● Exercise data:
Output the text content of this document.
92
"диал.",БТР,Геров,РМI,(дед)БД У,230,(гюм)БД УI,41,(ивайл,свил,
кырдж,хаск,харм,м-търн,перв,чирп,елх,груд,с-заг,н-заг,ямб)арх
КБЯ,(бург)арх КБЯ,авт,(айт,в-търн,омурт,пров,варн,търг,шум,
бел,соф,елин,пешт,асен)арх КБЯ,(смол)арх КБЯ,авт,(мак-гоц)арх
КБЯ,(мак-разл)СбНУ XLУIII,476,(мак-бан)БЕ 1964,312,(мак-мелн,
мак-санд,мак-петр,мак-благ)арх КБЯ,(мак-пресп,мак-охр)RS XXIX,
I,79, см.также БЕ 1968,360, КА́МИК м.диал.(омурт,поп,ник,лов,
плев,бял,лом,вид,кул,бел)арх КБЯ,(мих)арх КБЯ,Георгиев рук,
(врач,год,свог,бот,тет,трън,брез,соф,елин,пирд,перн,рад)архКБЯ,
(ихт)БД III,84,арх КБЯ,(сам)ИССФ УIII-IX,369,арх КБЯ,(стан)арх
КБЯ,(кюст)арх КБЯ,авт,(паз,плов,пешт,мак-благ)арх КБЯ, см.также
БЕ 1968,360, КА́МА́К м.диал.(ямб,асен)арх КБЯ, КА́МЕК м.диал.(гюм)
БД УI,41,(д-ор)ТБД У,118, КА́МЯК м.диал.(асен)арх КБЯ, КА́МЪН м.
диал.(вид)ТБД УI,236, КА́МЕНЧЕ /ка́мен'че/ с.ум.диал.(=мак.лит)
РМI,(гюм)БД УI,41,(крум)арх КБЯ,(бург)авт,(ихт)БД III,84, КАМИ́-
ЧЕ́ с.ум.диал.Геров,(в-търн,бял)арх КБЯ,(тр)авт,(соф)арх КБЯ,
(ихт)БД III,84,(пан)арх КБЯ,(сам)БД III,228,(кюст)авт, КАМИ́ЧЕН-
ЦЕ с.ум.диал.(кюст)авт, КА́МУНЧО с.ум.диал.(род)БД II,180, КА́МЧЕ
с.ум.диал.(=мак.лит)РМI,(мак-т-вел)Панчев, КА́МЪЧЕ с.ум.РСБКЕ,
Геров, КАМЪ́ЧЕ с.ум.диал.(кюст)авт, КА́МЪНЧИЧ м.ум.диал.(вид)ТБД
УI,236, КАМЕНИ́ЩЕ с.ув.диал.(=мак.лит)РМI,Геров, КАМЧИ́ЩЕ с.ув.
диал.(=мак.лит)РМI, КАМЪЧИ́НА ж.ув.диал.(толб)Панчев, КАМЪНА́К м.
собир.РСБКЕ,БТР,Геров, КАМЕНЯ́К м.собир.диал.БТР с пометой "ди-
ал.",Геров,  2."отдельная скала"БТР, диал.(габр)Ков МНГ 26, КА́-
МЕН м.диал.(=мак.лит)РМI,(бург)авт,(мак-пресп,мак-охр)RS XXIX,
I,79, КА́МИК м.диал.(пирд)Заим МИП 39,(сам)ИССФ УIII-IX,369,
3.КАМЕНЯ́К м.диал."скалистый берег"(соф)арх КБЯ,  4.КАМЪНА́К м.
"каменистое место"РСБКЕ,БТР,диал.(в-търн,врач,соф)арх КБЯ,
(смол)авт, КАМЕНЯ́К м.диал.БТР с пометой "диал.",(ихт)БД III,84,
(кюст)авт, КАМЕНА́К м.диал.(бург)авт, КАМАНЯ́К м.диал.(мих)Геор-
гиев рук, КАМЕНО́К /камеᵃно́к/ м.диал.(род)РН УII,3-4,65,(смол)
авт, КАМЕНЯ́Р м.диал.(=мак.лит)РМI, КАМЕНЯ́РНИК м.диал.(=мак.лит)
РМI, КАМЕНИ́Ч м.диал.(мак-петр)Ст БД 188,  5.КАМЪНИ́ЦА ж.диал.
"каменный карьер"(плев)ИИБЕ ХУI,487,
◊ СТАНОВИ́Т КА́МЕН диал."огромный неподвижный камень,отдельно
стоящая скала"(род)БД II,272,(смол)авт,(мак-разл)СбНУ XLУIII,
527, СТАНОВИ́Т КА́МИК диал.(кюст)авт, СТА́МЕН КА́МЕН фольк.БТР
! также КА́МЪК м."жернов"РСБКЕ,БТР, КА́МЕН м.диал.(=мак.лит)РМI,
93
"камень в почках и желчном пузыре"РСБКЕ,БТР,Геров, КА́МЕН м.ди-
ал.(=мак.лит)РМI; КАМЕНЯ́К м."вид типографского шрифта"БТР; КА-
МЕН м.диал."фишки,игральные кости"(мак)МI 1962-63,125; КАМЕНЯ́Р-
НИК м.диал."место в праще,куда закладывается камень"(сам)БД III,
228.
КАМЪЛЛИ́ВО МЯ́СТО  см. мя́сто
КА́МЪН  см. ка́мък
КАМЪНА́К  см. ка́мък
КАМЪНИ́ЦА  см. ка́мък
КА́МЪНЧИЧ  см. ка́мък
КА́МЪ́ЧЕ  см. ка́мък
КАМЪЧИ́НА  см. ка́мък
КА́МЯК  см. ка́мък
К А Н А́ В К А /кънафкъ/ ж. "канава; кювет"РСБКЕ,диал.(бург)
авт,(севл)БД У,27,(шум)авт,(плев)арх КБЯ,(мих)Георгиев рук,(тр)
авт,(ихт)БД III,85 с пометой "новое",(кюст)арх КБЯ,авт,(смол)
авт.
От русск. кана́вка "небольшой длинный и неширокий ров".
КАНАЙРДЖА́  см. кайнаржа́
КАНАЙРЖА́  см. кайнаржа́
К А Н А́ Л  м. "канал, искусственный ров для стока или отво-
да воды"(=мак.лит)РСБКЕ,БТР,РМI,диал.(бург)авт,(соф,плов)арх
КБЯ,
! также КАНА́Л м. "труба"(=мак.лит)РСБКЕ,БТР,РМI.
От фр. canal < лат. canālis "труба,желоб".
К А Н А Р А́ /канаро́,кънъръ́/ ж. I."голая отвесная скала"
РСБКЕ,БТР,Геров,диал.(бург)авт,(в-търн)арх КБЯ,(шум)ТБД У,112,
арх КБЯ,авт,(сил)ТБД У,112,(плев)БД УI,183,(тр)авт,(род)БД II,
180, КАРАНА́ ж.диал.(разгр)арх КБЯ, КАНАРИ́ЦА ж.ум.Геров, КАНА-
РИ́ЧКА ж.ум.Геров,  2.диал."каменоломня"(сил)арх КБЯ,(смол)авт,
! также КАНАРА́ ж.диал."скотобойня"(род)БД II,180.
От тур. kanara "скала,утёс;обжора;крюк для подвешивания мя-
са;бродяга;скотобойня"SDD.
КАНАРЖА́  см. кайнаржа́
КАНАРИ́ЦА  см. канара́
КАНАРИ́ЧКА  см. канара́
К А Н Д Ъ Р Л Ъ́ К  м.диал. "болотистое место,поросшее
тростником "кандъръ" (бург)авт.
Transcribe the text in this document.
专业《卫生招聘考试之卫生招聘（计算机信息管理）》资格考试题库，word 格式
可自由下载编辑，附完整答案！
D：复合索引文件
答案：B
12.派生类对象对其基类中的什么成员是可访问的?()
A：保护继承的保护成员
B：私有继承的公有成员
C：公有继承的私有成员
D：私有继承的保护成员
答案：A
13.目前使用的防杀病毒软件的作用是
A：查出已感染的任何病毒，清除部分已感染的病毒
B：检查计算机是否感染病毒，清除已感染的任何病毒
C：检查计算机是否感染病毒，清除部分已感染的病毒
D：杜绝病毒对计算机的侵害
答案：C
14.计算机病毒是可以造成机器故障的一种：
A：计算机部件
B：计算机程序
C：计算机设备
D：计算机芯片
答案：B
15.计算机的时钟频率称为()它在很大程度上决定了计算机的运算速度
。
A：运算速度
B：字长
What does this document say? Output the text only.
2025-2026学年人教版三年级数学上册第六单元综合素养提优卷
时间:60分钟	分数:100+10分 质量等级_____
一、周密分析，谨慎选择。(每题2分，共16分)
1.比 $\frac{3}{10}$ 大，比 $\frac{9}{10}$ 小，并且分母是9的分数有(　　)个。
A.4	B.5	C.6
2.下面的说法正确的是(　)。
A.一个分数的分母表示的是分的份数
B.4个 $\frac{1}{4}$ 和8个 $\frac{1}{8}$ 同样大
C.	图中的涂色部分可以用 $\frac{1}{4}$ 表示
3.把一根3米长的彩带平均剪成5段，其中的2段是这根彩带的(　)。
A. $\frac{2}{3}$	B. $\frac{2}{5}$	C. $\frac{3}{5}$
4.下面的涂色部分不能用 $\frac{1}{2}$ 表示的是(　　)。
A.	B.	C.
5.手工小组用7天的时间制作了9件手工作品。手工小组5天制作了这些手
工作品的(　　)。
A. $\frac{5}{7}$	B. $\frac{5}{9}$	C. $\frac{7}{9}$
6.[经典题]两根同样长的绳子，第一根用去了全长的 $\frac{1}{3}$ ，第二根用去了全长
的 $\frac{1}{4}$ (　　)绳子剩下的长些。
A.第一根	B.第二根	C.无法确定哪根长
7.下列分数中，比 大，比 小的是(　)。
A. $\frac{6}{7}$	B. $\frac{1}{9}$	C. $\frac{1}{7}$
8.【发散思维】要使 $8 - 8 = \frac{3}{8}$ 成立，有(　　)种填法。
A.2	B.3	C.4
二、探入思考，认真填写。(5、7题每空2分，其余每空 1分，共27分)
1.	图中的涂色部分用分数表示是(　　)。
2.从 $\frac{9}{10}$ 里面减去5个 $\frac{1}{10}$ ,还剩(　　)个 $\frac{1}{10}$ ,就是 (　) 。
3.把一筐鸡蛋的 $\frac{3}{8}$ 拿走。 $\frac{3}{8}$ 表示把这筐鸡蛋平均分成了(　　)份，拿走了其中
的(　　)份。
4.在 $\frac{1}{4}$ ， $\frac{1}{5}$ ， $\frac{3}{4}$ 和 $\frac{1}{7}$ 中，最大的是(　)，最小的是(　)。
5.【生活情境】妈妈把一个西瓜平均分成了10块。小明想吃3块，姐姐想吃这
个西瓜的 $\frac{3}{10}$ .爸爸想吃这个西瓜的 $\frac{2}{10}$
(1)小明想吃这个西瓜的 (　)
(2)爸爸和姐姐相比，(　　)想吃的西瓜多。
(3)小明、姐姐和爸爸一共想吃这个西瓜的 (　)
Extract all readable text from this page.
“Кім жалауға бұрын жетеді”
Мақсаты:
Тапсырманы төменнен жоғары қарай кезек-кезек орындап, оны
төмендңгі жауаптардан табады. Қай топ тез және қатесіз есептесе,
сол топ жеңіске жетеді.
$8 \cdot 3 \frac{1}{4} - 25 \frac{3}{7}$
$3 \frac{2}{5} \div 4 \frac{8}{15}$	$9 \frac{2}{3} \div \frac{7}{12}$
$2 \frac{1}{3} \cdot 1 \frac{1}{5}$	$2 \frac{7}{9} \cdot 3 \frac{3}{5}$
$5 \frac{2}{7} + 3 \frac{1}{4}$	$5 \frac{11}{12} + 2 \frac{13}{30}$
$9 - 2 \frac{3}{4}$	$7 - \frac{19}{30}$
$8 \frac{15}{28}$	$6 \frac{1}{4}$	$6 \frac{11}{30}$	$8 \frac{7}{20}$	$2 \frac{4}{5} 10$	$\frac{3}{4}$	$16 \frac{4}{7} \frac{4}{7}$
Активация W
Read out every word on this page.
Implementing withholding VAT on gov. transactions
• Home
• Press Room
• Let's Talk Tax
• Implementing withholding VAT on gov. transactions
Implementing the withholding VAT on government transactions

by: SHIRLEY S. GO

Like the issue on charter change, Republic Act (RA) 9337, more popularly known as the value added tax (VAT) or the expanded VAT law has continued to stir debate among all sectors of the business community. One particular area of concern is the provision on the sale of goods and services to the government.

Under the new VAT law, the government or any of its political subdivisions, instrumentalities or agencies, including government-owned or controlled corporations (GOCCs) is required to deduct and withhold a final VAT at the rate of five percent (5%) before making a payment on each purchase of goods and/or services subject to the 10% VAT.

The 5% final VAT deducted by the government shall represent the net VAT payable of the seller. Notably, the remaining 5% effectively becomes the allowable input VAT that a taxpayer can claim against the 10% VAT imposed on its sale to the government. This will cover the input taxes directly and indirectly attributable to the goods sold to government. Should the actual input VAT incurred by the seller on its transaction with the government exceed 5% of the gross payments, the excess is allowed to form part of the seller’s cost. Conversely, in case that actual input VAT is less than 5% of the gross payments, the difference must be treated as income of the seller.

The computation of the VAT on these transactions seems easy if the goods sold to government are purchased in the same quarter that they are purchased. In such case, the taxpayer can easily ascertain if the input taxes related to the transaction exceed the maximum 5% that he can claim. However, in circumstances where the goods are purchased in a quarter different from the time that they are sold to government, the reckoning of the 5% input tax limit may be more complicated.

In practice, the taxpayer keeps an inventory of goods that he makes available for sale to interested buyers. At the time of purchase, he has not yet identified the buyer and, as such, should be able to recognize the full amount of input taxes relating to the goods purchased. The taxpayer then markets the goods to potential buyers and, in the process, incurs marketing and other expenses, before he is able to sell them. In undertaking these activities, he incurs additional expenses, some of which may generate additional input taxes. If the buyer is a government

● Written problem: Search the preceding listing for "пешт" and extract every line where it is found.

● Complete output:
бел,соф,елин,пешт,асен)арх КБЯ,(смол)арх КБЯ,авт,(мак-гоц)арх
КБЯ,(кюст)арх КБЯ,авт,(паз,плов,пешт,мак-благ)арх КБЯ, см.также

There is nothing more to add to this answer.